Saved entries
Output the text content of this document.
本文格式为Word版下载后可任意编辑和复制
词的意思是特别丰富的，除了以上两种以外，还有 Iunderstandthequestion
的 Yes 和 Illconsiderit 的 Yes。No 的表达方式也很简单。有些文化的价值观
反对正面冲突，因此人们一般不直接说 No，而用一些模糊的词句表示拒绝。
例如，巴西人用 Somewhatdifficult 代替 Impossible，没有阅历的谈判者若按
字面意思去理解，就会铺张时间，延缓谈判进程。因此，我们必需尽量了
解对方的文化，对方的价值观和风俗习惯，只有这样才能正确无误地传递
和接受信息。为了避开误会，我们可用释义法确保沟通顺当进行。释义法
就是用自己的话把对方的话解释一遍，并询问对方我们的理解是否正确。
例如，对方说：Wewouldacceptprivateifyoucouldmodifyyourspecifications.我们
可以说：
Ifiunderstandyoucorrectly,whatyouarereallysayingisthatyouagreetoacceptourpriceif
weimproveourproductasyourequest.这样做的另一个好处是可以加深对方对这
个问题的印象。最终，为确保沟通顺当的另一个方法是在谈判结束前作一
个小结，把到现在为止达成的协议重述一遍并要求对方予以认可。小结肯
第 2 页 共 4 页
---
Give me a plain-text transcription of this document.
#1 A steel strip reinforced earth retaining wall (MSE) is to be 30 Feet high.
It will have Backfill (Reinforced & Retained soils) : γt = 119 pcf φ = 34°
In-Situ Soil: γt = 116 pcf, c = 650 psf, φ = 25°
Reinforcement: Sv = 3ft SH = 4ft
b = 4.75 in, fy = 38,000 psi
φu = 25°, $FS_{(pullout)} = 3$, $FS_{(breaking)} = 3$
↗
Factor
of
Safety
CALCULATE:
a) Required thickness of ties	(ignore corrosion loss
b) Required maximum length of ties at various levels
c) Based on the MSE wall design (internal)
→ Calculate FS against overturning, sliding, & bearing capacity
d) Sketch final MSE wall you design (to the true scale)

### Goal of the exercise
Look above for every line with the word "document" and copy it.

### Correct response
Output the text content of this document.
Give me a plain-text transcription of this document.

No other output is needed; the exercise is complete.